- **GOAL**: Restate all of the data exactly.

-- Start GIVEN DATA --

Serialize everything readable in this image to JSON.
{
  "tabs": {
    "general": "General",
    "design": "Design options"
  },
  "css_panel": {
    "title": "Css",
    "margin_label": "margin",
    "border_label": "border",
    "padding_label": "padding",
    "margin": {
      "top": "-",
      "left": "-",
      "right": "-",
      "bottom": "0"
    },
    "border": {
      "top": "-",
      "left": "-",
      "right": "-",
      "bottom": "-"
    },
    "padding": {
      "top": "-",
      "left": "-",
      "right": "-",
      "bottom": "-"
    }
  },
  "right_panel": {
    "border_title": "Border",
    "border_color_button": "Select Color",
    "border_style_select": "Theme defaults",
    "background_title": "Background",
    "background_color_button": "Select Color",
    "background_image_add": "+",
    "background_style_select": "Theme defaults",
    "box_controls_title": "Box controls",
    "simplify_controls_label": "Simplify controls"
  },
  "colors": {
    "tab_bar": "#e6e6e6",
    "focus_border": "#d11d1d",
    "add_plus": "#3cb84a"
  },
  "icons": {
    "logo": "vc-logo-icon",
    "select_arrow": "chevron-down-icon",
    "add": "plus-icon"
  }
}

-- End GIVEN DATA --

- **FINISHED EXERCISE**:
Serialize everything readable in this image to JSON.
{
  "tabs": {
    "general": "General",
    "design": "Design options"
  },
  "css_panel": {
    "title": "Css",
    "margin_label": "margin",
    "border_label": "border",
    "padding_label": "padding",
    "margin": {
      "top": "-",
      "left": "-",
      "right": "-",
      "bottom": "0"
    },
    "border": {
      "top": "-",
      "left": "-",
      "right": "-",
      "bottom": "-"
    },
    "padding": {
      "top": "-",
      "left": "-",
      "right": "-",
      "bottom": "-"
    }
  },
  "right_panel": {
    "border_title": "Border",
    "border_color_button": "Select Color",
    "border_style_select": "Theme defaults",
    "background_title": "Background",
    "background_color_button": "Select Color",
    "background_image_add": "+",
    "background_style_select": "Theme defaults",
    "box_controls_title": "Box controls",
    "simplify_controls_label": "Simplify controls"
  },
  "colors": {
    "tab_bar": "#e6e6e6",
    "focus_border": "#d11d1d",
    "add_plus": "#3cb84a"
  },
  "icons": {
    "logo": "vc-logo-icon",
    "select_arrow": "chevron-down-icon",
    "add": "plus-icon"
  }
}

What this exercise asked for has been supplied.